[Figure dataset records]
+ + + + +

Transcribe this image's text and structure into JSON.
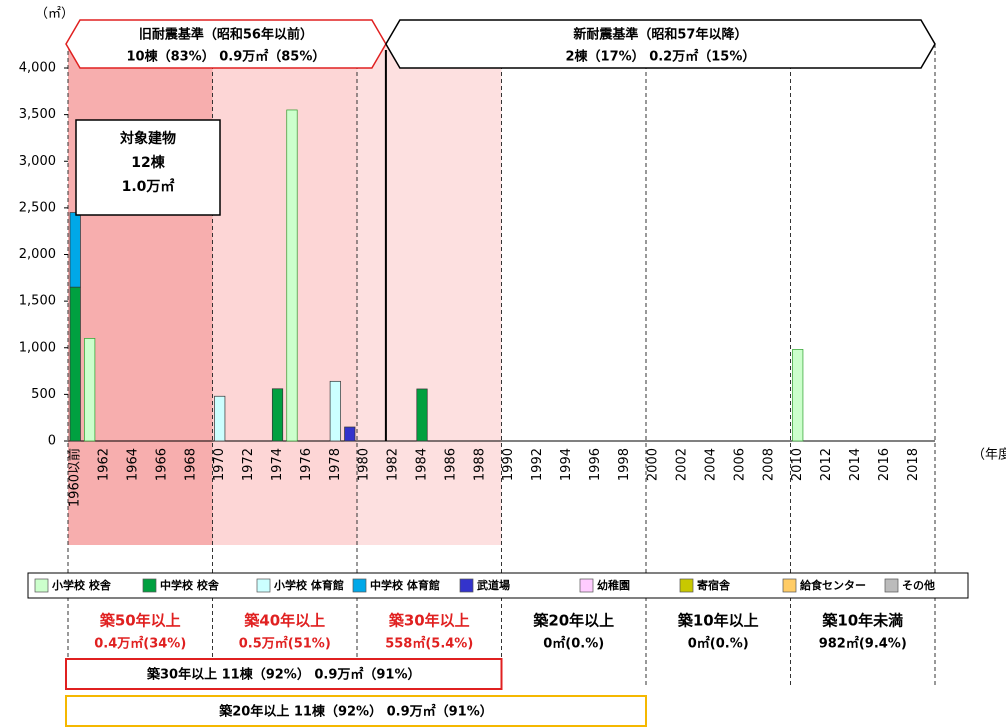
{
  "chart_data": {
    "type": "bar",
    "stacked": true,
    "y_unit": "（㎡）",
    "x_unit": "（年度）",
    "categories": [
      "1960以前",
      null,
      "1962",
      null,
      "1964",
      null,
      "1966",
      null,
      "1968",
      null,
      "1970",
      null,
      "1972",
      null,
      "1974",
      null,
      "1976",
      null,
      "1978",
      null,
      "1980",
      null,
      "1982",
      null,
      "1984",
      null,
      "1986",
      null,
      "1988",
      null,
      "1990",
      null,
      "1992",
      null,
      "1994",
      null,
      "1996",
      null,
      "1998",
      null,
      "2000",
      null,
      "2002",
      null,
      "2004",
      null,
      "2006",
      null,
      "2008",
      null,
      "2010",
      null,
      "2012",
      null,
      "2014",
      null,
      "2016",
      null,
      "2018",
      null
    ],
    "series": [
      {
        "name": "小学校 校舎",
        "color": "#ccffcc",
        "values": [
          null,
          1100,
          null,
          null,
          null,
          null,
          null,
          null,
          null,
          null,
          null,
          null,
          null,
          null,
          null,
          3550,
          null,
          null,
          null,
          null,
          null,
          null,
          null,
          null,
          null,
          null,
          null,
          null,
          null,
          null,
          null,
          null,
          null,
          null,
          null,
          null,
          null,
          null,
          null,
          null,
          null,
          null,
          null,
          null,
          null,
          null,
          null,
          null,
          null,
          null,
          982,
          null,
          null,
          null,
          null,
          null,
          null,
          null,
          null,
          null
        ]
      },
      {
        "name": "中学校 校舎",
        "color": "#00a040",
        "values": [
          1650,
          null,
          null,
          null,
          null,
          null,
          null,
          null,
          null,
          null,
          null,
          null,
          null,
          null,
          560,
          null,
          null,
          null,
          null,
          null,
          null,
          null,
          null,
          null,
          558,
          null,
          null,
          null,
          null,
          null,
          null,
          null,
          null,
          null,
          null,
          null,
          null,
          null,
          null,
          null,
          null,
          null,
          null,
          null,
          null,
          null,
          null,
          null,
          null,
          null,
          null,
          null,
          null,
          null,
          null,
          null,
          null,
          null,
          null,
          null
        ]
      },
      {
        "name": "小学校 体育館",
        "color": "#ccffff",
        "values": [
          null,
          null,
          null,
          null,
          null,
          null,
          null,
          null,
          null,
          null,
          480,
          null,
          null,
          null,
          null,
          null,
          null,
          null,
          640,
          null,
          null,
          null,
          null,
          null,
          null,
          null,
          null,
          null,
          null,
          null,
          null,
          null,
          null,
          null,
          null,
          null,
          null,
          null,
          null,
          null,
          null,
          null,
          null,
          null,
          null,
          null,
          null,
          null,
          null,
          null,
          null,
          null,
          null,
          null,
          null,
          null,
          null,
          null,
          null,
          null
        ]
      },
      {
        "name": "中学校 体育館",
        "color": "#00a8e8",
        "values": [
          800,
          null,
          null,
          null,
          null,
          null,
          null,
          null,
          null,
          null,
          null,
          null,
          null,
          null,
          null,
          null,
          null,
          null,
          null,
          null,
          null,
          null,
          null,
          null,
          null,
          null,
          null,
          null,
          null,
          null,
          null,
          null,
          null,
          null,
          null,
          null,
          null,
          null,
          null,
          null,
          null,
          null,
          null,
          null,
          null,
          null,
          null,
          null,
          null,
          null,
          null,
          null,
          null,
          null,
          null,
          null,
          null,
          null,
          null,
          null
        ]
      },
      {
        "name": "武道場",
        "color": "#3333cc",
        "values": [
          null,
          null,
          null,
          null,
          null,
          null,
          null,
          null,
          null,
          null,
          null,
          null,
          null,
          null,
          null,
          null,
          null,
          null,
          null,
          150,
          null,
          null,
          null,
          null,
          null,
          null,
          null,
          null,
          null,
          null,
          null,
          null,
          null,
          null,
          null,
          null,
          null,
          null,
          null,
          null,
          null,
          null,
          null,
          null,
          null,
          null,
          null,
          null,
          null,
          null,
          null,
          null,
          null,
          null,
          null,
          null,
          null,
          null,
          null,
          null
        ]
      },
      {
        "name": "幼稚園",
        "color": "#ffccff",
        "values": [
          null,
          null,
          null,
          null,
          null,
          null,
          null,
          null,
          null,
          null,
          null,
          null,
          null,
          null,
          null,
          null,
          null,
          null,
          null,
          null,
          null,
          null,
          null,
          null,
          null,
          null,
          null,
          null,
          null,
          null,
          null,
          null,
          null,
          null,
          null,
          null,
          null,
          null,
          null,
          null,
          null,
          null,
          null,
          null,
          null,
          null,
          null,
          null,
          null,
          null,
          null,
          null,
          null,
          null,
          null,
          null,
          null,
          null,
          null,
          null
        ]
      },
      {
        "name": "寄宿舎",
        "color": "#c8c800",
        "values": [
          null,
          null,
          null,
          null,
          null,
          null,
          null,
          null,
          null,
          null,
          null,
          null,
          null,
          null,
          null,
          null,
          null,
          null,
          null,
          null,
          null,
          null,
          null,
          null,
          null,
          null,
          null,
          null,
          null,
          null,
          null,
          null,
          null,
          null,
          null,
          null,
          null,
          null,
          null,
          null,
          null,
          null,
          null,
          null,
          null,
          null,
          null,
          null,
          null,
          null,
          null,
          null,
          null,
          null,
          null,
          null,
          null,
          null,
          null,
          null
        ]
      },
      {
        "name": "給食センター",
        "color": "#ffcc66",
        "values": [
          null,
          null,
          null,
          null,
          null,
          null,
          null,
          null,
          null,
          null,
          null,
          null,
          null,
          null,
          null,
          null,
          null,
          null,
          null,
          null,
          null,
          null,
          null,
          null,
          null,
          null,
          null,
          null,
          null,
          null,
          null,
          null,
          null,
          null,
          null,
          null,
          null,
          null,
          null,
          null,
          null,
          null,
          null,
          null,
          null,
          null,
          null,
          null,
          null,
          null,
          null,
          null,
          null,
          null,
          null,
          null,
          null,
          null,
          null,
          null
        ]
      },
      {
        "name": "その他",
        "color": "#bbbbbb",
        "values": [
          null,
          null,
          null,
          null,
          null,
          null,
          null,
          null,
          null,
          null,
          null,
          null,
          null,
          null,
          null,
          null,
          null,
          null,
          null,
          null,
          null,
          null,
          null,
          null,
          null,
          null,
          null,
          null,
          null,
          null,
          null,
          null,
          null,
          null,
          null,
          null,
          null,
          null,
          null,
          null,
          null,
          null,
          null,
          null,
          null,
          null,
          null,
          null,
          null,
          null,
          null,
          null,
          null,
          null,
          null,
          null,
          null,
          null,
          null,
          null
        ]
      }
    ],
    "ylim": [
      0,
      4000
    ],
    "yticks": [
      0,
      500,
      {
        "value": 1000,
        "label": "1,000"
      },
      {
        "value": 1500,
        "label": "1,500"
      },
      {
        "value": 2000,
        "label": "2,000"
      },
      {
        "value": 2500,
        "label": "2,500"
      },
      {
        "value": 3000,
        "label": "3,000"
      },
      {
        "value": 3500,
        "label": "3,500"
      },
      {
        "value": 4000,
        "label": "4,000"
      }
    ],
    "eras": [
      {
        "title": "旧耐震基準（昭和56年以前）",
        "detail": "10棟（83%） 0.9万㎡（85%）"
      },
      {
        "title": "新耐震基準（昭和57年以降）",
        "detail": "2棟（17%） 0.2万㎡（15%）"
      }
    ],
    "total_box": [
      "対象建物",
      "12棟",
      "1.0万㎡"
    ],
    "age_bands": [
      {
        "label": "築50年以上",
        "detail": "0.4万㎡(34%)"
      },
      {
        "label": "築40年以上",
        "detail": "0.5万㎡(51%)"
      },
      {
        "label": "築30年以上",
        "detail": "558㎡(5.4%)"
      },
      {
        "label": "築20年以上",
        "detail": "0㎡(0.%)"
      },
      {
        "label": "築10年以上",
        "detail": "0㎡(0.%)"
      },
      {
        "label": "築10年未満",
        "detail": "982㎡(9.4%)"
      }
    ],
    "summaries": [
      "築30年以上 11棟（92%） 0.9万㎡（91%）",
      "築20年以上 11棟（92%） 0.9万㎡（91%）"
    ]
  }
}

+ + + + +

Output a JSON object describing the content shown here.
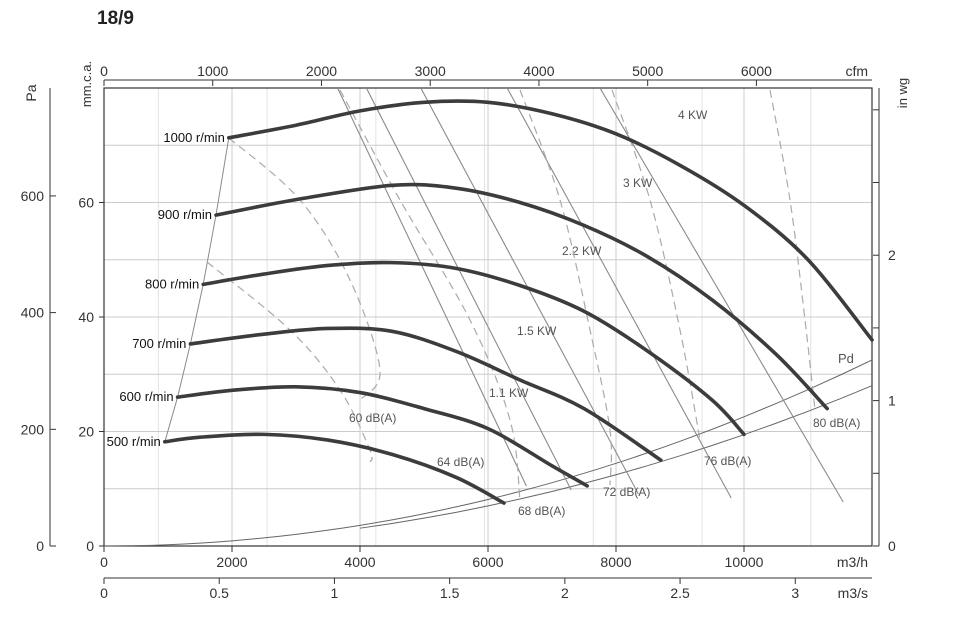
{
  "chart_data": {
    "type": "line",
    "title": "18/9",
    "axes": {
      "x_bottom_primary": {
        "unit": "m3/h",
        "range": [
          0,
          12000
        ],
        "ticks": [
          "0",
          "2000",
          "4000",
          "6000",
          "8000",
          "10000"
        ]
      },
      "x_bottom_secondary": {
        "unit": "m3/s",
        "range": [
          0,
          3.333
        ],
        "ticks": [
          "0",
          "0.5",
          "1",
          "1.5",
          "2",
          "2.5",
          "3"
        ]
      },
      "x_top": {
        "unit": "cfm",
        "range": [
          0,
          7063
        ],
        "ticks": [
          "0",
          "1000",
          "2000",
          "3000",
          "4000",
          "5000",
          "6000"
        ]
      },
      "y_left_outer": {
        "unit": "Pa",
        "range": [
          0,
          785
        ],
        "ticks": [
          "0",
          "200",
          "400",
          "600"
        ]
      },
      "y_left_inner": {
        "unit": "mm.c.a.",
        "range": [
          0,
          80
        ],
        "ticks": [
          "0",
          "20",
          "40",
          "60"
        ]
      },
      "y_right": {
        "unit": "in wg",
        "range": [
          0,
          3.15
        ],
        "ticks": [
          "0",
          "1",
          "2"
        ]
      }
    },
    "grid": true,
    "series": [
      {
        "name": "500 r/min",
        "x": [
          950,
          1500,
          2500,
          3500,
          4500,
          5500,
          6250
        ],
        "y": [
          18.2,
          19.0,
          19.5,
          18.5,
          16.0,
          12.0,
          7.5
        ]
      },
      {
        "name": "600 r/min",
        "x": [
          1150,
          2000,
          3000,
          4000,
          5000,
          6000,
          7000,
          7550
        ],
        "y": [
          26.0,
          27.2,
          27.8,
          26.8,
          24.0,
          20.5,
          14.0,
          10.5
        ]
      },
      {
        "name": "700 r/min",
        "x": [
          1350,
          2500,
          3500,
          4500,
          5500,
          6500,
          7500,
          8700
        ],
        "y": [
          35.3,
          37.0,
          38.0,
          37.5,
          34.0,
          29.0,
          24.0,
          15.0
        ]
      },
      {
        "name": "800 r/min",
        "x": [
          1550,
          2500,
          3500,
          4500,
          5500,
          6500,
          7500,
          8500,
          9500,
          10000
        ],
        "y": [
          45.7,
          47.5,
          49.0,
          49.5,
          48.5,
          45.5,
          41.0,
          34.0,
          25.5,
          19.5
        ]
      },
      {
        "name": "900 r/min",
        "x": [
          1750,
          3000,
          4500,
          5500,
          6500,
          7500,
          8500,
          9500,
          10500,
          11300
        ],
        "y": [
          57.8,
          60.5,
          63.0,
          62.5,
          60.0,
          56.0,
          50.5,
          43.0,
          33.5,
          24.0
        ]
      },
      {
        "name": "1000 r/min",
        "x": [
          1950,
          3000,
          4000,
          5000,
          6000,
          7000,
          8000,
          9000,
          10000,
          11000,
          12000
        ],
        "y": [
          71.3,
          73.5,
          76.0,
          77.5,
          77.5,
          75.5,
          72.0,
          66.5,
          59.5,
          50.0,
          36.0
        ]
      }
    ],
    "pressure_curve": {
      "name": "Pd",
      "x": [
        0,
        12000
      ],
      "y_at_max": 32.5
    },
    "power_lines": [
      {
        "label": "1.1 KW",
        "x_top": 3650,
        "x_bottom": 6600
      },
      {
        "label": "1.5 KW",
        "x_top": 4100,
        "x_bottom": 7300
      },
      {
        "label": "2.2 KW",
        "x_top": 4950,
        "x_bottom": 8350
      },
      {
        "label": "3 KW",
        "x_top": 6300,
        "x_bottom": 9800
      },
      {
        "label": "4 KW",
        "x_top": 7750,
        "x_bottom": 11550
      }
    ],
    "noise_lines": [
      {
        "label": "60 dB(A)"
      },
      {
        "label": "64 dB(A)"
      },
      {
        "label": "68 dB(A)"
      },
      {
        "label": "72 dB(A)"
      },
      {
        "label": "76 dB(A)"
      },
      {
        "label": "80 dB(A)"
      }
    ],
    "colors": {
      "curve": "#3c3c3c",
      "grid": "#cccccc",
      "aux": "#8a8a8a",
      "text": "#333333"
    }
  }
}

+ + + + +

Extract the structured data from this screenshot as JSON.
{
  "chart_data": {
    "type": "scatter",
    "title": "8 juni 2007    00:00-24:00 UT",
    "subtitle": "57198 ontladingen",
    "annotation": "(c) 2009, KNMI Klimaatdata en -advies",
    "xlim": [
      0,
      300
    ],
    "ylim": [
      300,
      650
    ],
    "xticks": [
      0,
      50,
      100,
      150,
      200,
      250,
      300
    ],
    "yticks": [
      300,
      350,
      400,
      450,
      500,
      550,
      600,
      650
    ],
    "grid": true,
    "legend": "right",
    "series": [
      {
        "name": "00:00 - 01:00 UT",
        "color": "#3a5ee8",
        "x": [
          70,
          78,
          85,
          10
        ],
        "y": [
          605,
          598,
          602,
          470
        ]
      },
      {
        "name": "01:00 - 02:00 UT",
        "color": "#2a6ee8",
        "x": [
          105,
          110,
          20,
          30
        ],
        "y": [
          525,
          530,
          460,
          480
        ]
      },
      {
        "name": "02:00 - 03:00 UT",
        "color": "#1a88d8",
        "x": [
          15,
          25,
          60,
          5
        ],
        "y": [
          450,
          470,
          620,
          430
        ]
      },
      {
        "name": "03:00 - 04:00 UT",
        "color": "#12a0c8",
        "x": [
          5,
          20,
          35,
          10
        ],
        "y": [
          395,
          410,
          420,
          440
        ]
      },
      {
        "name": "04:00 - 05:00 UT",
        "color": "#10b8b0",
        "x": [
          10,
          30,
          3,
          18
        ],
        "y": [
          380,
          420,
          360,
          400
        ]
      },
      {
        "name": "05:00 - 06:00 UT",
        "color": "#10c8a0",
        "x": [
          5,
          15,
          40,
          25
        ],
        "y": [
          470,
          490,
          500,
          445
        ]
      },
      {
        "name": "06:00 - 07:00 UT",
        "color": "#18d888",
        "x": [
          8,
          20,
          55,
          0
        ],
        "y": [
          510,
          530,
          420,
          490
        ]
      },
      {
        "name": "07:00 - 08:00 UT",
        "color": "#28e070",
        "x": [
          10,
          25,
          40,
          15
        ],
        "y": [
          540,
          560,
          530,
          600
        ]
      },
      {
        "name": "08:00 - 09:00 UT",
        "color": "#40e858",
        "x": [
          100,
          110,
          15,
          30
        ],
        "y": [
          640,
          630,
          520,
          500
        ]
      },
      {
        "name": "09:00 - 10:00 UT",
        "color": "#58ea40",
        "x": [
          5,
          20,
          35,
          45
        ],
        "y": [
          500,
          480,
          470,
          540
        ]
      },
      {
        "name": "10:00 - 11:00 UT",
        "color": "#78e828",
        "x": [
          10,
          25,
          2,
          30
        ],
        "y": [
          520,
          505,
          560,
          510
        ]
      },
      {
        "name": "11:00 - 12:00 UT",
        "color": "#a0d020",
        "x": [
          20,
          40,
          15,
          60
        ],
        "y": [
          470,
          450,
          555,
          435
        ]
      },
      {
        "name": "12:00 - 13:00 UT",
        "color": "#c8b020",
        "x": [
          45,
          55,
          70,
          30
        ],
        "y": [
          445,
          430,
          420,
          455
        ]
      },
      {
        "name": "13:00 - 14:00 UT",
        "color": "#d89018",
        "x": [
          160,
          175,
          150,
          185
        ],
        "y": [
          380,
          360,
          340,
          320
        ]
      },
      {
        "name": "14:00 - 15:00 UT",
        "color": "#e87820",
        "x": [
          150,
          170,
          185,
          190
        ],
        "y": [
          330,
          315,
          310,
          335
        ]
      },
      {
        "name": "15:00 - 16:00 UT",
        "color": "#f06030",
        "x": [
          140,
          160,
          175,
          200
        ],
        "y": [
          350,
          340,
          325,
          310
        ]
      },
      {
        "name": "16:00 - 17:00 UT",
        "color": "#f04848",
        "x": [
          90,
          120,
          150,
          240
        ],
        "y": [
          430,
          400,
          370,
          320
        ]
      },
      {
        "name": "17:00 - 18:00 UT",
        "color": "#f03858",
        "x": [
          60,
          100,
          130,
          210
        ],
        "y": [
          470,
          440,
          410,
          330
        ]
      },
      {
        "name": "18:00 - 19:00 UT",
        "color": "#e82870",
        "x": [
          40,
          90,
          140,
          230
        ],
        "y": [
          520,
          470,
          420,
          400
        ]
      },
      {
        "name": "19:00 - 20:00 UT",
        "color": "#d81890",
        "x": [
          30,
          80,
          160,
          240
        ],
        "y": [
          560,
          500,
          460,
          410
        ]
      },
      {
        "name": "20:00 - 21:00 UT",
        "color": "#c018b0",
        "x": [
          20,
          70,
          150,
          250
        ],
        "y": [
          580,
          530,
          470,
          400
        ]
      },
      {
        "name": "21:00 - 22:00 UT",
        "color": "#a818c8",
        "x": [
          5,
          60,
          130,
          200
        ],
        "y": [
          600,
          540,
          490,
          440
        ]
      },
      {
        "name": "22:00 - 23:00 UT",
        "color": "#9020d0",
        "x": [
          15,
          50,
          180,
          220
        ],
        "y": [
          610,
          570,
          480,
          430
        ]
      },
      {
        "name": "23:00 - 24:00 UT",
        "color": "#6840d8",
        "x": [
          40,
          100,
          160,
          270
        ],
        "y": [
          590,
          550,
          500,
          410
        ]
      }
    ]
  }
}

+ + + + +

Each line of the data that includes the word "detail" counts once; report the total and nothing more.

--- Result ---
8